| Required work |
Set out every line bearing the string "panel".

| Records supplied |
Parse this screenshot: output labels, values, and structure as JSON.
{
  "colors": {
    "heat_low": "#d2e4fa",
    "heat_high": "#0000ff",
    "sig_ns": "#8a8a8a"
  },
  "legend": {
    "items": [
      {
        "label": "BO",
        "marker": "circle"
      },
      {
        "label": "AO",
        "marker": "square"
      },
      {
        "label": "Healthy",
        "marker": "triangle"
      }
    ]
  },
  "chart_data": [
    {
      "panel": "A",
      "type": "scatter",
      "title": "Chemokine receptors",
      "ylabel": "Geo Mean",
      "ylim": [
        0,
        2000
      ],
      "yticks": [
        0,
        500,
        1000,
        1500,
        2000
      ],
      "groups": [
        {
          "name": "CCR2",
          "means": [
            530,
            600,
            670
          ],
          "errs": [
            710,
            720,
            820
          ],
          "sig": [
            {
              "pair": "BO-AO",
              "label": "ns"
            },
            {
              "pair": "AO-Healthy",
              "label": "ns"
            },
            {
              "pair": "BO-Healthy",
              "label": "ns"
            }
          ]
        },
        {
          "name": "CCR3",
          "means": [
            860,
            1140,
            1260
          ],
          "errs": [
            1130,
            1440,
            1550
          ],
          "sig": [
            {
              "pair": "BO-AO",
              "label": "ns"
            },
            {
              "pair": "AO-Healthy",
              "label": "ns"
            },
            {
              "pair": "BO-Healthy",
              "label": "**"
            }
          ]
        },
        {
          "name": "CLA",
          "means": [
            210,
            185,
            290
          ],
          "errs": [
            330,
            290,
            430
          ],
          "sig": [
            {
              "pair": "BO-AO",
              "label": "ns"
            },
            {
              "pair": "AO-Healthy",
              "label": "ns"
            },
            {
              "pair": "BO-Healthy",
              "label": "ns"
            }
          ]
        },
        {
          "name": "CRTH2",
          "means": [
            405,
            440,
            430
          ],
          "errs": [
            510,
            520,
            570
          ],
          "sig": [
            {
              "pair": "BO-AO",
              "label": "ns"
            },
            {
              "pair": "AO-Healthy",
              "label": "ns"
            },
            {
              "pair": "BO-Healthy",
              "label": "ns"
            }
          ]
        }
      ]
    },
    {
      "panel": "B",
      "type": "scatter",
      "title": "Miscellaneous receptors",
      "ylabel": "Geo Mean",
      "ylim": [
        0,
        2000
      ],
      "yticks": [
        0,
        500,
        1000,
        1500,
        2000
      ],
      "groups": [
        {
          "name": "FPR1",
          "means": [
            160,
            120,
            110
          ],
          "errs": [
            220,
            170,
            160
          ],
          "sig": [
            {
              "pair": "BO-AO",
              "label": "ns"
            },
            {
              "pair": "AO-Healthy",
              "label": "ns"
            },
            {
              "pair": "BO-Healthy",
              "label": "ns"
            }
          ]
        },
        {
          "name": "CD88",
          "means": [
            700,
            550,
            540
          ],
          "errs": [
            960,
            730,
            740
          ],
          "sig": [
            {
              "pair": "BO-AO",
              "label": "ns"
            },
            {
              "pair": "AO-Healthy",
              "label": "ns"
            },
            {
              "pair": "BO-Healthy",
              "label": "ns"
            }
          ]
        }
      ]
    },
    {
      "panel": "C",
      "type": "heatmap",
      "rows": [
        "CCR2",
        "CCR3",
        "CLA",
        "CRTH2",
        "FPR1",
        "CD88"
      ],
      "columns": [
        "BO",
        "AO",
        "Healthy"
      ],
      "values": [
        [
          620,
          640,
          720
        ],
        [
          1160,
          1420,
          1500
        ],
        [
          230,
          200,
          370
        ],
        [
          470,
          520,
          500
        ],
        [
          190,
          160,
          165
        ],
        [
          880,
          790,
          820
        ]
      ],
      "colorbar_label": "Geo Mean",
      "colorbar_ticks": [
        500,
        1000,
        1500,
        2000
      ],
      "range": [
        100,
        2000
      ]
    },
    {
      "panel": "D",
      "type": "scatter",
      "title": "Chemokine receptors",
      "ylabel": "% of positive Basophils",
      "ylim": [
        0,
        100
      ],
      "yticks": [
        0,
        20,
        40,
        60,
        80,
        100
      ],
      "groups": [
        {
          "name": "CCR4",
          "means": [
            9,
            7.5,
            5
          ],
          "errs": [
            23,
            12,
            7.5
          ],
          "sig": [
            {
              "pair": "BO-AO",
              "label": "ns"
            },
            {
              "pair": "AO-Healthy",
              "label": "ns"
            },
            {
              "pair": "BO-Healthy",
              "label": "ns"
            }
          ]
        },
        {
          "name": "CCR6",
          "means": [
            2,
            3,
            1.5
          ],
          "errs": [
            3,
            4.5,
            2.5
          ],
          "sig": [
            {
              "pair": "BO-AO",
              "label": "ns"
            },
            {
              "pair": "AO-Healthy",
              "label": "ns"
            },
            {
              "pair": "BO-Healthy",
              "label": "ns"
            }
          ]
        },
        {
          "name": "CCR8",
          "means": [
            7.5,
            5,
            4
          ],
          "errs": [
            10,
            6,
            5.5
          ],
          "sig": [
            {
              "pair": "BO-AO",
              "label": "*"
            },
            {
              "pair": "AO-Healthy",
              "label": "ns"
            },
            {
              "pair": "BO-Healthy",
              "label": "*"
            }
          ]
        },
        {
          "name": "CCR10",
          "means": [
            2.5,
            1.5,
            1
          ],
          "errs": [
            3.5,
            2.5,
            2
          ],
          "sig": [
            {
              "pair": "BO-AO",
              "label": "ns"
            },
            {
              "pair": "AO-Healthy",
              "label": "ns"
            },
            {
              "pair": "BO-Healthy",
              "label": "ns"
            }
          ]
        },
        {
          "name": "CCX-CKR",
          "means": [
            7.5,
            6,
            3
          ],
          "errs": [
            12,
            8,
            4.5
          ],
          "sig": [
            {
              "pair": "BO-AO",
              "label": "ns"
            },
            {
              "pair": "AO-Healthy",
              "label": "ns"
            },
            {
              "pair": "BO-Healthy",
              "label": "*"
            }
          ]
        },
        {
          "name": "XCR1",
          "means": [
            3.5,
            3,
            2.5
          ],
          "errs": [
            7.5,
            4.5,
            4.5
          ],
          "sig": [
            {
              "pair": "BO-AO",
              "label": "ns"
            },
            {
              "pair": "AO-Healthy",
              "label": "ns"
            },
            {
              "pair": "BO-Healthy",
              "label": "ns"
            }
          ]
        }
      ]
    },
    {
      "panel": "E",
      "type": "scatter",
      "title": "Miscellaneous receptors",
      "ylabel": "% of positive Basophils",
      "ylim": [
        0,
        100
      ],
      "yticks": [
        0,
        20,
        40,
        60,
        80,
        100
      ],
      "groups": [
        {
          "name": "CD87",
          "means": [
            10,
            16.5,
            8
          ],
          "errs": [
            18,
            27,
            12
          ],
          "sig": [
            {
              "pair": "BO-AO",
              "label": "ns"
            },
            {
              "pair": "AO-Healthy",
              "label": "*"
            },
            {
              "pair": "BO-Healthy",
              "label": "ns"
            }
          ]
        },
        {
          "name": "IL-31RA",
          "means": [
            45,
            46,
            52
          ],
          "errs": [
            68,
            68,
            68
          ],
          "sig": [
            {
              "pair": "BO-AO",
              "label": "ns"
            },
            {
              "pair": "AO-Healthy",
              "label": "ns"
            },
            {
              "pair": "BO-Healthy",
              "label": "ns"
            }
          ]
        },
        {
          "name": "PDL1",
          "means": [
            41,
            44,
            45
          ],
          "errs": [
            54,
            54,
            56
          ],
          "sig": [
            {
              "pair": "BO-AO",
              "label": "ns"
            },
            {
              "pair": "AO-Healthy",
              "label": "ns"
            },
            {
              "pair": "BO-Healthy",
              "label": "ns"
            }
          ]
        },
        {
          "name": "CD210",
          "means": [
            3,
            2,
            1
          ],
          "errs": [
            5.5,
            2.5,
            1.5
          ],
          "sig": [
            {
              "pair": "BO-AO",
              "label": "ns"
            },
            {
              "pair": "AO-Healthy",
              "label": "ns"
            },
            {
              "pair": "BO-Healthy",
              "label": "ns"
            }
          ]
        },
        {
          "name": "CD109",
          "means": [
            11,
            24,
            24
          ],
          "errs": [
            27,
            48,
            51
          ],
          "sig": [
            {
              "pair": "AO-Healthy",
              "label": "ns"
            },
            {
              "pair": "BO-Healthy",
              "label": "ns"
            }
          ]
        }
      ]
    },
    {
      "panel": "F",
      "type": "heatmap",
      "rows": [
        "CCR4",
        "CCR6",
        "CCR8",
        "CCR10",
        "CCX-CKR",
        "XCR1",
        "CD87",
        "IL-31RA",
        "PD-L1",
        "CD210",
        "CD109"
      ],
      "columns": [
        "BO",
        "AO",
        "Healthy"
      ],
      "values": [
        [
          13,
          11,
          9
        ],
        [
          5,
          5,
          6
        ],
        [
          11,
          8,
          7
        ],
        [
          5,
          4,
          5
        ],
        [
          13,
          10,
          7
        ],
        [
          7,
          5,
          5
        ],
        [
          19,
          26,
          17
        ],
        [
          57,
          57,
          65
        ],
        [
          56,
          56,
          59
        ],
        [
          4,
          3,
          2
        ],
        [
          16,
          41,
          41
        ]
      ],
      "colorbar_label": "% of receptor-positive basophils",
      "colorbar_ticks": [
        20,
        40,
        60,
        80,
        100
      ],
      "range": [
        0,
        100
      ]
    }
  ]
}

| Answer to this problem |
      "panel": "A",
      "panel": "B",
      "panel": "C",
      "panel": "D",
      "panel": "E",
      "panel": "F",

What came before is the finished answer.